(Recorded data)
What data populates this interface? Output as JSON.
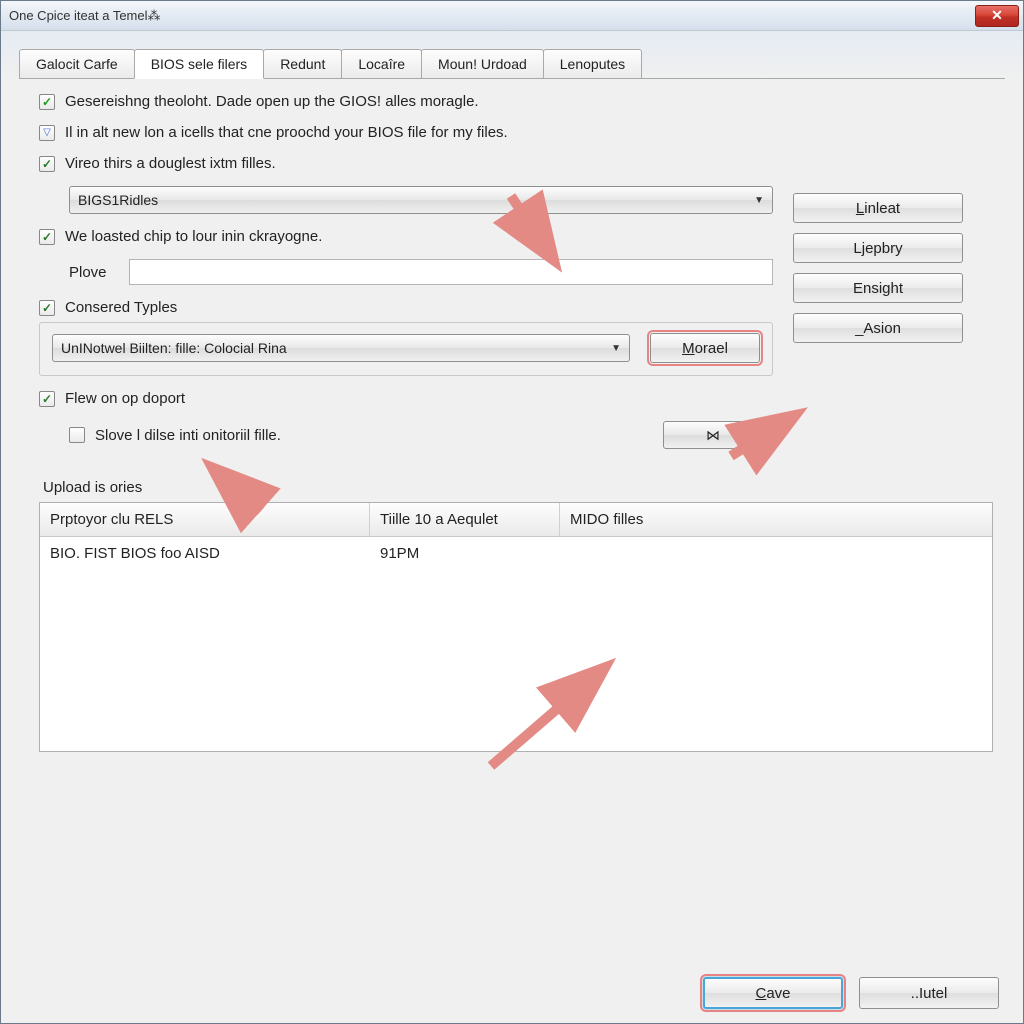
{
  "window": {
    "title": "One Cpice iteat a Temel⁂"
  },
  "tabs": [
    {
      "label": "Galocit Carfe"
    },
    {
      "label": "BIOS sele filers"
    },
    {
      "label": "Redunt"
    },
    {
      "label": "Locaîre"
    },
    {
      "label": "Moun! Urdoad"
    },
    {
      "label": "Lenoputes"
    }
  ],
  "checks": {
    "c1": "Gesereishng theoloht. Dade open up the GIOS! alles moragle.",
    "c2": "Il in alt new lon a icells that cne proochd your BIOS file for my files.",
    "c3": "Vireo thirs a douglest ixtm filles.",
    "c4": "We loasted chip to lour inin ckrayogne.",
    "c5": "Consered Typles",
    "c6": "Flew on op doport",
    "c7": "Slove l dilse inti onitoriil fille."
  },
  "fields": {
    "combo1": "BIGS1Ridles",
    "plove_label": "Plove",
    "plove_value": "",
    "combo2": "UnINotwel Biilten: fille: Colocial Rina",
    "morael_btn": "Morael",
    "small_combo": "⋈"
  },
  "right_buttons": {
    "b1": "Linleat",
    "b2": "Ljepbry",
    "b3": "Ensight",
    "b4": "_Asion"
  },
  "upload": {
    "legend": "Upload is ories",
    "headers": {
      "h1": "Prptoyor clu RELS",
      "h2": "Tiille 10 a Aequlet",
      "h3": "MIDO filles"
    },
    "rows": [
      {
        "c1": "BIO. FIST BIOS foo AISD",
        "c2": "91PM",
        "c3": ""
      }
    ]
  },
  "footer": {
    "primary": "Cave",
    "secondary": "..Iutel"
  }
}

▶ **WHAT THIS TASK INVOLVES**:
Report each line in the preceding entries that holds the string "filles".

▶ **IN RESPONSE**:
    "c3": "Vireo thirs a douglest ixtm filles.",
      "h3": "MIDO filles"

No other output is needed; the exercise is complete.